>> begin Records provided
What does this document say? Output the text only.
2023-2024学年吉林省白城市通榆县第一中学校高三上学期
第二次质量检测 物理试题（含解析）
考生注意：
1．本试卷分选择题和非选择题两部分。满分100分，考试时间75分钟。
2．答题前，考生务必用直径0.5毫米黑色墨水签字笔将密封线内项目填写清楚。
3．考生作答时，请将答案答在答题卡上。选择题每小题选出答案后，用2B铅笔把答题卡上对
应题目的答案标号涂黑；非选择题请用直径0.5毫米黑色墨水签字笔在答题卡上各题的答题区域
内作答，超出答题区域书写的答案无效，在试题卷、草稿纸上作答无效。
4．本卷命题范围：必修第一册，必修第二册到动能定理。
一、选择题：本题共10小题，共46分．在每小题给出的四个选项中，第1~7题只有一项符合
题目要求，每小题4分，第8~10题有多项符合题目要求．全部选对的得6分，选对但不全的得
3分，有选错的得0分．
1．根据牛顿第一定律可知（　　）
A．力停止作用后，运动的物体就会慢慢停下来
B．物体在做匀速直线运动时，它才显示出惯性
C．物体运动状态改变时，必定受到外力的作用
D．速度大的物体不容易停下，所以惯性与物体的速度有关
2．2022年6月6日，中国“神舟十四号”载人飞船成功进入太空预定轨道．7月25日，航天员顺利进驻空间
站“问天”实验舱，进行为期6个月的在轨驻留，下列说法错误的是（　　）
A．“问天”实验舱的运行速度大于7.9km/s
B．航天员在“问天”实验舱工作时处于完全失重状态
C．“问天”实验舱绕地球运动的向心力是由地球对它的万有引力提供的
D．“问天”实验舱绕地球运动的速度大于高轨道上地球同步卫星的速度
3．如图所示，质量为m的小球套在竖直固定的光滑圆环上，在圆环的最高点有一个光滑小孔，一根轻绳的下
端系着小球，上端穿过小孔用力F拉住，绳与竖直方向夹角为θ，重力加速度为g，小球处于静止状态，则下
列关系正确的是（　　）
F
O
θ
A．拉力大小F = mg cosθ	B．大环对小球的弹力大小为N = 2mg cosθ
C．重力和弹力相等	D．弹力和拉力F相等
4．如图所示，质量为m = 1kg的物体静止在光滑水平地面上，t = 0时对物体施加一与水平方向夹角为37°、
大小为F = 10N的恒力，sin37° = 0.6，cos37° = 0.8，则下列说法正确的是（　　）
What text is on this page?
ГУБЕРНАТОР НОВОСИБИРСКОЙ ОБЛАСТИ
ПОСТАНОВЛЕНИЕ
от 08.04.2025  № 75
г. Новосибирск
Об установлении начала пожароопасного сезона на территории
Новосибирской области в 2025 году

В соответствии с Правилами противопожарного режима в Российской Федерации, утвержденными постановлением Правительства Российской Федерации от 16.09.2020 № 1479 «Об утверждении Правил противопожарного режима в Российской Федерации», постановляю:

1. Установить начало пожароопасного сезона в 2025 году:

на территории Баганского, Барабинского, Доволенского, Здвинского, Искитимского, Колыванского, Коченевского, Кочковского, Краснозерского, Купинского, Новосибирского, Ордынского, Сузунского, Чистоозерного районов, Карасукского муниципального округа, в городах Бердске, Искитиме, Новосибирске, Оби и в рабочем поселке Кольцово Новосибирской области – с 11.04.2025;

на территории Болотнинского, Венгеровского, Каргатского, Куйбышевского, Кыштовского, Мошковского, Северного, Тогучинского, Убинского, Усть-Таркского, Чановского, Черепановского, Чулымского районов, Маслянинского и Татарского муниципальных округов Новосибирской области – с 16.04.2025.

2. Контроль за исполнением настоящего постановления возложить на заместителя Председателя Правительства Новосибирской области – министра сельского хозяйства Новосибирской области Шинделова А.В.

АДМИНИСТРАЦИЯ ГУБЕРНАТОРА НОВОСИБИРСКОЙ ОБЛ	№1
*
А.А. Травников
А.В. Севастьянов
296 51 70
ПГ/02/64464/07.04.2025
>> end Records provided
**Aim of the task**
Copy every line from the records above that contains the word "this".

**Output of the exercise**
What does this document say? Output the text only.
What text is on this page?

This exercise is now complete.